# GIVEN DATA start

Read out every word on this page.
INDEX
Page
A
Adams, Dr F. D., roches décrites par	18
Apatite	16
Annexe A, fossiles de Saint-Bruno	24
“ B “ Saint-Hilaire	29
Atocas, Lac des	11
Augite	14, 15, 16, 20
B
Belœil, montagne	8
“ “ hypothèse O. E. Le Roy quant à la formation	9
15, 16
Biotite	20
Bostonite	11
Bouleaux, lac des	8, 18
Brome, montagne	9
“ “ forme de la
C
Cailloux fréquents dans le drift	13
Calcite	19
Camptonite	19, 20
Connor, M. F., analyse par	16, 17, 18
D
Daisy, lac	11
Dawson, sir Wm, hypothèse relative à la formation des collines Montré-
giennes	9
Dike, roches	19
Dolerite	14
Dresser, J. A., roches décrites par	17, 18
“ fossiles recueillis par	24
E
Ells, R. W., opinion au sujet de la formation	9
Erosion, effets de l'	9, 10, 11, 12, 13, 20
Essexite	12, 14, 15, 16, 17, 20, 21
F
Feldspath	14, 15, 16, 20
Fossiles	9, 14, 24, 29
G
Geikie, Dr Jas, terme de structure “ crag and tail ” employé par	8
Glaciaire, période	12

# GIVEN DATA end

**SET TASK:** Return solely the number of lines in the data that include the word "formation".

**FINAL RESULT:** 3